_RAW DATA:_
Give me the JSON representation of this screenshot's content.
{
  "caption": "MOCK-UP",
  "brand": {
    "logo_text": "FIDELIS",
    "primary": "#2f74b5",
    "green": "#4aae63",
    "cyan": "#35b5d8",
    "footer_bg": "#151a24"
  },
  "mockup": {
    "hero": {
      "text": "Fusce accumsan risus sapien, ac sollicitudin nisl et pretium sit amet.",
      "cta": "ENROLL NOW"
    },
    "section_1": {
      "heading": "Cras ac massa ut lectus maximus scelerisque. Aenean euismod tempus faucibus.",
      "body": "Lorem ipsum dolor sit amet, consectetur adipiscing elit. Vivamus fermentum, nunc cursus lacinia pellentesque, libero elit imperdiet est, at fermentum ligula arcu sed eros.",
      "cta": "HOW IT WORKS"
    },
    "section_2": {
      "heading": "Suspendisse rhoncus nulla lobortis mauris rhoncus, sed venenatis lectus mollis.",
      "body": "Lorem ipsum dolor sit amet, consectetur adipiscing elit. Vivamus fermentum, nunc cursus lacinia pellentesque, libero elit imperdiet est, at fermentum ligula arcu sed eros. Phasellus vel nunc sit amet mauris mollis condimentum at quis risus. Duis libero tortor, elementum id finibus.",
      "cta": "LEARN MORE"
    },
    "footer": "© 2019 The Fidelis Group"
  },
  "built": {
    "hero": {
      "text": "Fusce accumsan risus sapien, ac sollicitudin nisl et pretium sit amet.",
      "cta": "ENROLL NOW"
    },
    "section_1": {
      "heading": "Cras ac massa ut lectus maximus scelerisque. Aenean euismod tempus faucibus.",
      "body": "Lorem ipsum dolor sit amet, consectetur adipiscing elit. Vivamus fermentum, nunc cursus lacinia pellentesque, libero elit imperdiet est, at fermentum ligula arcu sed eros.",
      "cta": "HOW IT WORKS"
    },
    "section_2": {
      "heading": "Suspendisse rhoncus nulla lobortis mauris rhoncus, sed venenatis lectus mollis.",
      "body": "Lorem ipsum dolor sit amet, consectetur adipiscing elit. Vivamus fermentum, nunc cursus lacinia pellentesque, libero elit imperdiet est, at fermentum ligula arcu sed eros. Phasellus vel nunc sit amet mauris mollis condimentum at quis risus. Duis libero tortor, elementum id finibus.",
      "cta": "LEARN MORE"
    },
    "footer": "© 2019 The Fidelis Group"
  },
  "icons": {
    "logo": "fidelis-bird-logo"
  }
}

_WORK REQUIRED:_
Each of the records should be retyped exactly.

_ANSWER TO THE EXERCISE:_
Give me the JSON representation of this screenshot's content.
{
  "caption": "MOCK-UP",
  "brand": {
    "logo_text": "FIDELIS",
    "primary": "#2f74b5",
    "green": "#4aae63",
    "cyan": "#35b5d8",
    "footer_bg": "#151a24"
  },
  "mockup": {
    "hero": {
      "text": "Fusce accumsan risus sapien, ac sollicitudin nisl et pretium sit amet.",
      "cta": "ENROLL NOW"
    },
    "section_1": {
      "heading": "Cras ac massa ut lectus maximus scelerisque. Aenean euismod tempus faucibus.",
      "body": "Lorem ipsum dolor sit amet, consectetur adipiscing elit. Vivamus fermentum, nunc cursus lacinia pellentesque, libero elit imperdiet est, at fermentum ligula arcu sed eros.",
      "cta": "HOW IT WORKS"
    },
    "section_2": {
      "heading": "Suspendisse rhoncus nulla lobortis mauris rhoncus, sed venenatis lectus mollis.",
      "body": "Lorem ipsum dolor sit amet, consectetur adipiscing elit. Vivamus fermentum, nunc cursus lacinia pellentesque, libero elit imperdiet est, at fermentum ligula arcu sed eros. Phasellus vel nunc sit amet mauris mollis condimentum at quis risus. Duis libero tortor, elementum id finibus.",
      "cta": "LEARN MORE"
    },
    "footer": "© 2019 The Fidelis Group"
  },
  "built": {
    "hero": {
      "text": "Fusce accumsan risus sapien, ac sollicitudin nisl et pretium sit amet.",
      "cta": "ENROLL NOW"
    },
    "section_1": {
      "heading": "Cras ac massa ut lectus maximus scelerisque. Aenean euismod tempus faucibus.",
      "body": "Lorem ipsum dolor sit amet, consectetur adipiscing elit. Vivamus fermentum, nunc cursus lacinia pellentesque, libero elit imperdiet est, at fermentum ligula arcu sed eros.",
      "cta": "HOW IT WORKS"
    },
    "section_2": {
      "heading": "Suspendisse rhoncus nulla lobortis mauris rhoncus, sed venenatis lectus mollis.",
      "body": "Lorem ipsum dolor sit amet, consectetur adipiscing elit. Vivamus fermentum, nunc cursus lacinia pellentesque, libero elit imperdiet est, at fermentum ligula arcu sed eros. Phasellus vel nunc sit amet mauris mollis condimentum at quis risus. Duis libero tortor, elementum id finibus.",
      "cta": "LEARN MORE"
    },
    "footer": "© 2019 The Fidelis Group"
  },
  "icons": {
    "logo": "fidelis-bird-logo"
  }
}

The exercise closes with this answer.